Ich war elf, als Dieter Thomas Heck bekanntgab, nicht länger die Hitparade im Zett De Eff moderieren zu wollen. Ein Schock für mich, der ich – sehr oft bereits im Schlafanzug – keine Folge dieser einmal im Monat ausgestrahlten Musikshow verpasst hatte. Ich weiß nicht, was mir an Dieter Thomas Heck gefiel. Der Mann redete viel zu schnell, besaß die Ausstrahlung eines Seifenspenders und hielt sein Mikrofon stets so, als würde es müffeln.

━━━━━━━━━━━━━━━━━━━━━━━━━━━━━━

### Aufgaben
1. Wie oft lief die Musikshow laut dem Textauszug im Fernsehen?
2. Nenne alle Dinge, die der Textauszug an Dieter Thomas Heck auszusetzen hat.
3. Schreib den Teil des Textauszugs zwischen „Ich war elf, als“ und „würde es müffeln.“ ab, beide eingeschlossen.

━━━━━━━━━━━━━━━━━━━━━━━━━━━━━━

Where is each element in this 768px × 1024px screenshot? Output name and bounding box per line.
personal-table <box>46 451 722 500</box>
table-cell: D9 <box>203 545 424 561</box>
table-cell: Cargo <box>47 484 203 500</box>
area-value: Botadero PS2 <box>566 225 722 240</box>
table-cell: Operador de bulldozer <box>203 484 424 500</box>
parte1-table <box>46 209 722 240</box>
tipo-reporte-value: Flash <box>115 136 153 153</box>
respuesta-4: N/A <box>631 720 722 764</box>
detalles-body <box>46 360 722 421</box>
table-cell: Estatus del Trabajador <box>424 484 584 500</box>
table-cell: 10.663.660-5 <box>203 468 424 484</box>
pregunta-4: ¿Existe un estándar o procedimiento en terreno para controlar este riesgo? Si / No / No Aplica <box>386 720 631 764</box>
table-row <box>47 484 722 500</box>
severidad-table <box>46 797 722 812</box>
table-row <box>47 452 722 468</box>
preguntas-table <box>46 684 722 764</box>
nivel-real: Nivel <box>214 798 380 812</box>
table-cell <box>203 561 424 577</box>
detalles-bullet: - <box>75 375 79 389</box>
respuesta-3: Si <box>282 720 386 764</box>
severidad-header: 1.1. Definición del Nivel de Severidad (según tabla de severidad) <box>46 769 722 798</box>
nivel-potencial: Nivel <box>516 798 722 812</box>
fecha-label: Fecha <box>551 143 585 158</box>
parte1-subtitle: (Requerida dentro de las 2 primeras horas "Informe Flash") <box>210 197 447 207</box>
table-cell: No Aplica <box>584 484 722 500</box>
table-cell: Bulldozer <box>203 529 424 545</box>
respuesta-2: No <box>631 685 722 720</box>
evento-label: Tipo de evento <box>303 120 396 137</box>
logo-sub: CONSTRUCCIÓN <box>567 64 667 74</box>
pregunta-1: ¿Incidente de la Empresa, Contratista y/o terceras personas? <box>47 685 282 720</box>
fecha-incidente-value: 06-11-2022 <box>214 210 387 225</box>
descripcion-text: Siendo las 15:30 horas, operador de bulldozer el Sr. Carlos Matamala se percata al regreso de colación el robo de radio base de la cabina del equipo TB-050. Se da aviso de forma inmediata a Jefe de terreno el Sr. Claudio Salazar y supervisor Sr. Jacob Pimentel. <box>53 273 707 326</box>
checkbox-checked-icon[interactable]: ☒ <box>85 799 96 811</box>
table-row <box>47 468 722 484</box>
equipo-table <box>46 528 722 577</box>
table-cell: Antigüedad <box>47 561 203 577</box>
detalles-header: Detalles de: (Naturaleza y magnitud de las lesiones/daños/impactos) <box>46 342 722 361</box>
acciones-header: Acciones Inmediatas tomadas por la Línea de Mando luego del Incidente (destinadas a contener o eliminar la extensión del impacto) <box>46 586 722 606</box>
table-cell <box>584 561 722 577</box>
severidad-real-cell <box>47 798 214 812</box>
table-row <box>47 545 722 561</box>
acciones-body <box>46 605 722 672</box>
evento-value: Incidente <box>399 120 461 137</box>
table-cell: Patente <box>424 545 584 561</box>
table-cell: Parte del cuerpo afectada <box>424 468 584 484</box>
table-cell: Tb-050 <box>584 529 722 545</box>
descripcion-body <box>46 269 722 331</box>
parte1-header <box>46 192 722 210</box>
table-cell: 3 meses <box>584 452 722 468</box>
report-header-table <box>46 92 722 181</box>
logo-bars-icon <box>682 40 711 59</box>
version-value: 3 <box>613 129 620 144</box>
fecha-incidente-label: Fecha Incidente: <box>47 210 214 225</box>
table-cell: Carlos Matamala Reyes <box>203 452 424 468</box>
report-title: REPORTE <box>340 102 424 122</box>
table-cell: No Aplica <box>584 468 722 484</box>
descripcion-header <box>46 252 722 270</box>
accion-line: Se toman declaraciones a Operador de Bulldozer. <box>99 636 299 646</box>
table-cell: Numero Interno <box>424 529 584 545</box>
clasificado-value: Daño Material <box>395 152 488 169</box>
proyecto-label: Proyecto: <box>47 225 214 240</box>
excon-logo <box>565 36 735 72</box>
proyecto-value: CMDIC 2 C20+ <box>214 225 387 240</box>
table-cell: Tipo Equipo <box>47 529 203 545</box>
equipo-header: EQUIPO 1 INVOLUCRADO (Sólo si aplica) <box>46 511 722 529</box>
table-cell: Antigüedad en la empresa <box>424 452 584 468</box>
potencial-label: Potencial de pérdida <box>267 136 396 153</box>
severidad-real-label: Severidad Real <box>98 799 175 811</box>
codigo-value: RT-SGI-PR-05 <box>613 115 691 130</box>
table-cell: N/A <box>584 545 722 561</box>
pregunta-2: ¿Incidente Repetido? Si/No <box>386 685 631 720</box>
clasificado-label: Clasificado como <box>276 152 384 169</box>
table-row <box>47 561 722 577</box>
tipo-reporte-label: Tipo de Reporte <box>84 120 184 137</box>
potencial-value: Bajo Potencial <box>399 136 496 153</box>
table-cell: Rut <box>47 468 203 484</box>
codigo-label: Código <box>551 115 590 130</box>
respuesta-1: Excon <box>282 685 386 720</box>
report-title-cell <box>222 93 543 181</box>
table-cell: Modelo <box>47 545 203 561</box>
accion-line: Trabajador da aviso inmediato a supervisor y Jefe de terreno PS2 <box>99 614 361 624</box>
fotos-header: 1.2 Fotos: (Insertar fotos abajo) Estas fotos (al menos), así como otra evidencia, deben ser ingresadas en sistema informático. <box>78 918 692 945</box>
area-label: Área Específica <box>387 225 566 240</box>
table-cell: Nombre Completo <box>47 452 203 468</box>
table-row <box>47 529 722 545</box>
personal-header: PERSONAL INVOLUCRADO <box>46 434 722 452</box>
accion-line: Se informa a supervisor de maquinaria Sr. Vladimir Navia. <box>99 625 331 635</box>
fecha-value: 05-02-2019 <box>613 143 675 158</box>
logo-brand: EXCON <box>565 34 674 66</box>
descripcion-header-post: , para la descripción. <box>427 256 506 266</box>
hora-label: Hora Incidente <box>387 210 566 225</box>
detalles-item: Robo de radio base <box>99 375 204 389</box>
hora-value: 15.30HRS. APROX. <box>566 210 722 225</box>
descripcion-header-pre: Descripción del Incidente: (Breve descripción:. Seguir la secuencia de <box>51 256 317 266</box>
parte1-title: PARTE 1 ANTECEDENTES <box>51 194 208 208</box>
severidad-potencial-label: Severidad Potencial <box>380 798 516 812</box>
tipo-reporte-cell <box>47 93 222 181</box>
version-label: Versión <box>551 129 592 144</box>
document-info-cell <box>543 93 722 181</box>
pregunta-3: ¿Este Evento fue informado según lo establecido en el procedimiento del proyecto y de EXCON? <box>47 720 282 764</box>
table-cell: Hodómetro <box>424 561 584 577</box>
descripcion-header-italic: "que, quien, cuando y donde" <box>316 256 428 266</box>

━━━━━━━━━━━━━━━━━━━━━━━━━━━━━━

### Antworten
1. Einmal im Monat.

2.
- Er redete viel zu schnell.
- Er hatte die Ausstrahlung eines Seifenspenders.
- Er hielt sein Mikrofon stets so, als würde es müffeln.

3.
Ich war elf, als Dieter Thomas Heck bekanntgab, nicht länger die Hitparade im Zett De Eff moderieren zu wollen. Ein Schock für mich, der ich – sehr oft bereits im Schlafanzug – keine Folge dieser einmal im Monat ausgestrahlten Musikshow verpasst hatte. Ich weiß nicht, was mir an Dieter Thomas Heck gefiel. Der Mann redete viel zu schnell, besaß die Ausstrahlung eines Seifenspenders und hielt sein Mikrofon stets so, als würde es müffeln.